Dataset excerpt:
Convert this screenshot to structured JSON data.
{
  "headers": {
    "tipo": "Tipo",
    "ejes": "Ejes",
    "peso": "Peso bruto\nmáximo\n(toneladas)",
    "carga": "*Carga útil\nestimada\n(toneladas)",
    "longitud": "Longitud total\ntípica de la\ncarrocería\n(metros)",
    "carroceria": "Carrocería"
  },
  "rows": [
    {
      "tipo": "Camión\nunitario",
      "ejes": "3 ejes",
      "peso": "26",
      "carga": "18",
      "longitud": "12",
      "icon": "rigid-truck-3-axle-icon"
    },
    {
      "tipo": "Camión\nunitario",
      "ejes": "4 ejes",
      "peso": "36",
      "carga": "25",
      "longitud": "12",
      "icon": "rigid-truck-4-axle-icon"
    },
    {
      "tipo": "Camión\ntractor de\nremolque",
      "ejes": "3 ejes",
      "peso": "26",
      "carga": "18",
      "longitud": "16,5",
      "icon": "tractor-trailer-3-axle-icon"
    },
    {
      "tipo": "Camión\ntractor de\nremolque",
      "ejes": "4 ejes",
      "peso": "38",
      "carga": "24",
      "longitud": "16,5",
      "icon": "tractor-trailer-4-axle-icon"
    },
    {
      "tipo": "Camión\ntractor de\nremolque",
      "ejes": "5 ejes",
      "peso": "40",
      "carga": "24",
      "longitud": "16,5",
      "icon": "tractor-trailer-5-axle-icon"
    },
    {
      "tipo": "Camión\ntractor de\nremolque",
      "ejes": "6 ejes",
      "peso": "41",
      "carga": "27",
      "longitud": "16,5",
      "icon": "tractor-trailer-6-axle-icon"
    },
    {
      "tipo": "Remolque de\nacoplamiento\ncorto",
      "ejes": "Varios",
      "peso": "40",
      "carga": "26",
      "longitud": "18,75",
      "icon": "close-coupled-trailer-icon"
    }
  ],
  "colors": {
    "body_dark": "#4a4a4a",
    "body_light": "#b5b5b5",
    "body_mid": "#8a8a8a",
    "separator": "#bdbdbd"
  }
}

▶ _Goal of the exercise_: Transcribe each entry precisely, missing none.

▶ _Result_:
Convert this screenshot to structured JSON data.
{
  "headers": {
    "tipo": "Tipo",
    "ejes": "Ejes",
    "peso": "Peso bruto\nmáximo\n(toneladas)",
    "carga": "*Carga útil\nestimada\n(toneladas)",
    "longitud": "Longitud total\ntípica de la\ncarrocería\n(metros)",
    "carroceria": "Carrocería"
  },
  "rows": [
    {
      "tipo": "Camión\nunitario",
      "ejes": "3 ejes",
      "peso": "26",
      "carga": "18",
      "longitud": "12",
      "icon": "rigid-truck-3-axle-icon"
    },
    {
      "tipo": "Camión\nunitario",
      "ejes": "4 ejes",
      "peso": "36",
      "carga": "25",
      "longitud": "12",
      "icon": "rigid-truck-4-axle-icon"
    },
    {
      "tipo": "Camión\ntractor de\nremolque",
      "ejes": "3 ejes",
      "peso": "26",
      "carga": "18",
      "longitud": "16,5",
      "icon": "tractor-trailer-3-axle-icon"
    },
    {
      "tipo": "Camión\ntractor de\nremolque",
      "ejes": "4 ejes",
      "peso": "38",
      "carga": "24",
      "longitud": "16,5",
      "icon": "tractor-trailer-4-axle-icon"
    },
    {
      "tipo": "Camión\ntractor de\nremolque",
      "ejes": "5 ejes",
      "peso": "40",
      "carga": "24",
      "longitud": "16,5",
      "icon": "tractor-trailer-5-axle-icon"
    },
    {
      "tipo": "Camión\ntractor de\nremolque",
      "ejes": "6 ejes",
      "peso": "41",
      "carga": "27",
      "longitud": "16,5",
      "icon": "tractor-trailer-6-axle-icon"
    },
    {
      "tipo": "Remolque de\nacoplamiento\ncorto",
      "ejes": "Varios",
      "peso": "40",
      "carga": "26",
      "longitud": "18,75",
      "icon": "close-coupled-trailer-icon"
    }
  ],
  "colors": {
    "body_dark": "#4a4a4a",
    "body_light": "#b5b5b5",
    "body_mid": "#8a8a8a",
    "separator": "#bdbdbd"
  }
}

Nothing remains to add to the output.